[[ Given entries open ]]

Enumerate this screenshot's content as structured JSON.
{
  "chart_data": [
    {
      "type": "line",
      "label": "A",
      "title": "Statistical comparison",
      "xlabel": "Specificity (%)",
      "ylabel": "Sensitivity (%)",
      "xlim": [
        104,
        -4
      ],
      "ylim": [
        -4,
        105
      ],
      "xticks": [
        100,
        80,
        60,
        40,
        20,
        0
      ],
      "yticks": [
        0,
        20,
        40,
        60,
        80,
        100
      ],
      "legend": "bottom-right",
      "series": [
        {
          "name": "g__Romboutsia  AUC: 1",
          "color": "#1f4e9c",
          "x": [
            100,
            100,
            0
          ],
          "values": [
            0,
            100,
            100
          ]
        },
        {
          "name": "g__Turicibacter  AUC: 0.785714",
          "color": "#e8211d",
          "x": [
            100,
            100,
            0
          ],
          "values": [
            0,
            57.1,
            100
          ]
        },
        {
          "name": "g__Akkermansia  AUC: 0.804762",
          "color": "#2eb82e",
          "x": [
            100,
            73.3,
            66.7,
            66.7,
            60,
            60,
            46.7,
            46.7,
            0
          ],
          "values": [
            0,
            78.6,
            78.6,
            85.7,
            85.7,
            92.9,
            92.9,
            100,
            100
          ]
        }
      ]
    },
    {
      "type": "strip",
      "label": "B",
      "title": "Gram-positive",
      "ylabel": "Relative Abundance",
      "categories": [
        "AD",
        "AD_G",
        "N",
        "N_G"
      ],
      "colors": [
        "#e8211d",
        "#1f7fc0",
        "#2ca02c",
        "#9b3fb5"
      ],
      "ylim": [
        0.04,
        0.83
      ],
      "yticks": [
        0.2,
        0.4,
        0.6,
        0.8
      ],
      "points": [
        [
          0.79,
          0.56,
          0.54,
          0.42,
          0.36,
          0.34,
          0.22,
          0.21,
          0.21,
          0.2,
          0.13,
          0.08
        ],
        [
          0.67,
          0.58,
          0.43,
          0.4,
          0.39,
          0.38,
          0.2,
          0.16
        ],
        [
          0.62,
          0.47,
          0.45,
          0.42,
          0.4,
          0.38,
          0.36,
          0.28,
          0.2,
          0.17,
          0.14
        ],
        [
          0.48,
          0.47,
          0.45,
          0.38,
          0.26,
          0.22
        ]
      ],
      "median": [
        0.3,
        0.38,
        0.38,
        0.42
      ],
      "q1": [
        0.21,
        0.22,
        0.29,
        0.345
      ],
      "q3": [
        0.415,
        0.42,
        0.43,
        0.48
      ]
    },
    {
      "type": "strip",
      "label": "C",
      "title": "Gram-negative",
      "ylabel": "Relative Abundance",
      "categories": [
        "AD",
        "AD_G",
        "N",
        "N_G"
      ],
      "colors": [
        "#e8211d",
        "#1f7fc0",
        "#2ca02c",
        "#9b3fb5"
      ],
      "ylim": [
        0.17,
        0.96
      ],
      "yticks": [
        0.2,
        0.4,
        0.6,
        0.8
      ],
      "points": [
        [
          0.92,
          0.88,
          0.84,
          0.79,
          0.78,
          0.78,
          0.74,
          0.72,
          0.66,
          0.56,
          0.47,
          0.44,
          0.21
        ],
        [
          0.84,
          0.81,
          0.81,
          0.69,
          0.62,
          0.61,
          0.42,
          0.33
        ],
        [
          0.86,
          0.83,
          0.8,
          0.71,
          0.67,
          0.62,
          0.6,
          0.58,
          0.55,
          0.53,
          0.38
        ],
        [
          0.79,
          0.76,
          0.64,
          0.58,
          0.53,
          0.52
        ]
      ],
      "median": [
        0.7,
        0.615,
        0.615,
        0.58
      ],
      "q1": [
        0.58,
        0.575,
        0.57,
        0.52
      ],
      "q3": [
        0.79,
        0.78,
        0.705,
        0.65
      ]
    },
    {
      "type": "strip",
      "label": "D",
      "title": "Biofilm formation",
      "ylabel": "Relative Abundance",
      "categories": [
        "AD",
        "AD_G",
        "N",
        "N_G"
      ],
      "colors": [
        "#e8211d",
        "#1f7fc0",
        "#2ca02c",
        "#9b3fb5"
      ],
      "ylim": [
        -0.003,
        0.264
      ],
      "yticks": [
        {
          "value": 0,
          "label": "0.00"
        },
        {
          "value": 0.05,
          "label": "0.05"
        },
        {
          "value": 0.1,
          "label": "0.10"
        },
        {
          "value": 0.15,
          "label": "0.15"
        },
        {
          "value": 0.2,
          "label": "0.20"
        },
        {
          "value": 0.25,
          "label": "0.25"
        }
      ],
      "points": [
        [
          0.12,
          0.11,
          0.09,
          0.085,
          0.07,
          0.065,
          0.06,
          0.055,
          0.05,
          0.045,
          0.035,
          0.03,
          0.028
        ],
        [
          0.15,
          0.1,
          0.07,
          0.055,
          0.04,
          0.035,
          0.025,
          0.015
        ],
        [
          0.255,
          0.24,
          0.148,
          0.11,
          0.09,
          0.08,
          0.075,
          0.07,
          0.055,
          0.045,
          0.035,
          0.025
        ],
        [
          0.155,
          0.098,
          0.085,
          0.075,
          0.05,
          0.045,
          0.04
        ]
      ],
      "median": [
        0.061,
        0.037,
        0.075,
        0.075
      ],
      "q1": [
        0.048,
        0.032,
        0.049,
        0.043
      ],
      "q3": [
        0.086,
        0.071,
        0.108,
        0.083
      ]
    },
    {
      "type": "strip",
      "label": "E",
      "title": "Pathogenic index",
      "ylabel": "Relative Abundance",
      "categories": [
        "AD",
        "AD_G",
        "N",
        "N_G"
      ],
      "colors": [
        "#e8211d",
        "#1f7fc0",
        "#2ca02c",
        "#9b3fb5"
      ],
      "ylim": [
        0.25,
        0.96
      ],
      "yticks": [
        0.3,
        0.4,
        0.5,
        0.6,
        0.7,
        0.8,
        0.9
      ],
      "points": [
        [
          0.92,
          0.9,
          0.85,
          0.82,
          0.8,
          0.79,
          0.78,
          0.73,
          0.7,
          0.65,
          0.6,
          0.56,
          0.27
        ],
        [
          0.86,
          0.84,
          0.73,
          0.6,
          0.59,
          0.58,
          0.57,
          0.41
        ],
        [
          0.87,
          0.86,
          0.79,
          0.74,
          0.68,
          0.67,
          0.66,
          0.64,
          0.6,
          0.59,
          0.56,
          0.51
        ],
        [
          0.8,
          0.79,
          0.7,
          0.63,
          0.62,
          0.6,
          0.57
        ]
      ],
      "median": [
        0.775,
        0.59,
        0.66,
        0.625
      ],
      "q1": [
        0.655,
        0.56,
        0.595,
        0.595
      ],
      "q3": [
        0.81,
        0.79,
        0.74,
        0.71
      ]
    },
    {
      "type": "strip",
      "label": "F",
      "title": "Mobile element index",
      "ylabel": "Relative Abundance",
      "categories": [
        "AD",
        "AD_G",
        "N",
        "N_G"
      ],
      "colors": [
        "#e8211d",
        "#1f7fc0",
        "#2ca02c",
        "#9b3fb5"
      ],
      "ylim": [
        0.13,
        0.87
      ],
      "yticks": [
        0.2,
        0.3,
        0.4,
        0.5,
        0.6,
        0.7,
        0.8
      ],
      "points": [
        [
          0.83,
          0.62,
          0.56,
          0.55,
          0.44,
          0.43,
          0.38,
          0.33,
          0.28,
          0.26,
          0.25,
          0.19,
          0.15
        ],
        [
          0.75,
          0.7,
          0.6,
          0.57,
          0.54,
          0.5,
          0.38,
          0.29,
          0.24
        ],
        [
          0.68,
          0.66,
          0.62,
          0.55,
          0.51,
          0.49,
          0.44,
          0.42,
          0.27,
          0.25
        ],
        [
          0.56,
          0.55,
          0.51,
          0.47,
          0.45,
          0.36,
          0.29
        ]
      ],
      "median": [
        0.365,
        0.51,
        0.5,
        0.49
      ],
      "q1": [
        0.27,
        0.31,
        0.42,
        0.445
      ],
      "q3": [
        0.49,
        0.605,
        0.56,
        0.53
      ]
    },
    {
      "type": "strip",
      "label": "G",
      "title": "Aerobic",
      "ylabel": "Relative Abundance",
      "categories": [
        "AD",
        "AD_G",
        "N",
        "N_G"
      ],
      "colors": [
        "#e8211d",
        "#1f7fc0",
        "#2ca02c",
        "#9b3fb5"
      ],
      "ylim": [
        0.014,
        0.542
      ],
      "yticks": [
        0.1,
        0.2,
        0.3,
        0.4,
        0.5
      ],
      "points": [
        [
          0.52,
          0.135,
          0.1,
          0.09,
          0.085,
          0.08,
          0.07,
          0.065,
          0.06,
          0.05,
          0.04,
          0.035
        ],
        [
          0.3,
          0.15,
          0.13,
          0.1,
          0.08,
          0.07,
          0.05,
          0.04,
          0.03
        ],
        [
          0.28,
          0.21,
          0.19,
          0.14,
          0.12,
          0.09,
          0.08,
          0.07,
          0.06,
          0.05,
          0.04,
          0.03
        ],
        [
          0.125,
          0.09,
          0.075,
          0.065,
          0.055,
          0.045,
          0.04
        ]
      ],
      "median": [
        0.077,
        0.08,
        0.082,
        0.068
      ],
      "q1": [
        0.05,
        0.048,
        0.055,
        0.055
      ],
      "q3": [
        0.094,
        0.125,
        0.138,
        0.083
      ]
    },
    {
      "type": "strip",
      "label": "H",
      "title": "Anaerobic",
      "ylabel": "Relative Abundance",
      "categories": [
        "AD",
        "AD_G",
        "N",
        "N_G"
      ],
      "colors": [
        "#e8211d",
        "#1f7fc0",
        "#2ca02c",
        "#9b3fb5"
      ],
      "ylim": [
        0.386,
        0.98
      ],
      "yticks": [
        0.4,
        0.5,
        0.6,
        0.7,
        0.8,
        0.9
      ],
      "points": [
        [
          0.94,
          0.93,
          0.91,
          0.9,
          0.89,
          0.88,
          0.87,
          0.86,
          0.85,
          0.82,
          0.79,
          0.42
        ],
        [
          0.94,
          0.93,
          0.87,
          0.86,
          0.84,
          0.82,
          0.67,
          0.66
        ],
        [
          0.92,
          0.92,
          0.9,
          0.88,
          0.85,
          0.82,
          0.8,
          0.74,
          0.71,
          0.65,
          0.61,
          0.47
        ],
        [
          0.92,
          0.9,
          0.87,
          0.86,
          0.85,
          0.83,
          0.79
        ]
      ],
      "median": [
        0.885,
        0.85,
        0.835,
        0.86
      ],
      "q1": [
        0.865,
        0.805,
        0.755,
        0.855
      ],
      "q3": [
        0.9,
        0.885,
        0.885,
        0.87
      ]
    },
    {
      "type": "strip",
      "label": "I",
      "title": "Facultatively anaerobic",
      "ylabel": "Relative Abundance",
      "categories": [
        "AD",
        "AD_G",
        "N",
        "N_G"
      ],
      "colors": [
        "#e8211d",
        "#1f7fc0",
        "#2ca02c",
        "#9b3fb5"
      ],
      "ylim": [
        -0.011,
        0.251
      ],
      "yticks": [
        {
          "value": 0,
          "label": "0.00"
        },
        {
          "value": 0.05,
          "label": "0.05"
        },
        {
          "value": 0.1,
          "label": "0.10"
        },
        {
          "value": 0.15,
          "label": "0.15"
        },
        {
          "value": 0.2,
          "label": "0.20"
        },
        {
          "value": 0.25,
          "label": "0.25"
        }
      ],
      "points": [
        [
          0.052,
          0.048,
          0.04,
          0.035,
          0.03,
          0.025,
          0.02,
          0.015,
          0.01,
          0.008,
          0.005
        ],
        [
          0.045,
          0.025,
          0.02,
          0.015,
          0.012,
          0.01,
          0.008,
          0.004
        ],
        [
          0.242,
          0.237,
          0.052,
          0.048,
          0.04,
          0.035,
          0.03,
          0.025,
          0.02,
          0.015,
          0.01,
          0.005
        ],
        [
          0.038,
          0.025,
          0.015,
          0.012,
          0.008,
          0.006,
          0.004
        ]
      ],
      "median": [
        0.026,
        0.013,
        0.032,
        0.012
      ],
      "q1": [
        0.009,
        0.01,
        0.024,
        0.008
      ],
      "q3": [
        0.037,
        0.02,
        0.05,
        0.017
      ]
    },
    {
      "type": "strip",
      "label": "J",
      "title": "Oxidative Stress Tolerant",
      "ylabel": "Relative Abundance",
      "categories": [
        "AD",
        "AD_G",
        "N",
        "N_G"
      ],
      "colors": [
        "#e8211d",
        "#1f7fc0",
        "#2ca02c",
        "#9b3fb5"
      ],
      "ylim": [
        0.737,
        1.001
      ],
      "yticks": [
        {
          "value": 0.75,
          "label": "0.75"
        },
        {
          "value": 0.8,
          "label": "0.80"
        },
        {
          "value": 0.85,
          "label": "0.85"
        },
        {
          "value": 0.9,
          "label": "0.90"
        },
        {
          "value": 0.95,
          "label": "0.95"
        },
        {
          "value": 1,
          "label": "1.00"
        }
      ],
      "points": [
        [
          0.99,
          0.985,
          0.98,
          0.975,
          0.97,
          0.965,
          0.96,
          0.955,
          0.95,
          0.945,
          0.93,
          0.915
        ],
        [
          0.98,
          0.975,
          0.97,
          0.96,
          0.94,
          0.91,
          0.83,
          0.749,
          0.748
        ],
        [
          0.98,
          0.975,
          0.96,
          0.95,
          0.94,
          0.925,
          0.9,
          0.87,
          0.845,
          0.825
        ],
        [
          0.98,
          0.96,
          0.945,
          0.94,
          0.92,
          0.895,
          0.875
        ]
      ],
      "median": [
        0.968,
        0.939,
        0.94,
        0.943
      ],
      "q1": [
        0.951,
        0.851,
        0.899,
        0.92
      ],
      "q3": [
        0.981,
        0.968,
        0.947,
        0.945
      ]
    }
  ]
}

[[ Given entries closed ]]

## Your objective
If a line in the entries contains "Gram", copy it.

## Answer section
      "title": "Gram-positive",
      "title": "Gram-negative",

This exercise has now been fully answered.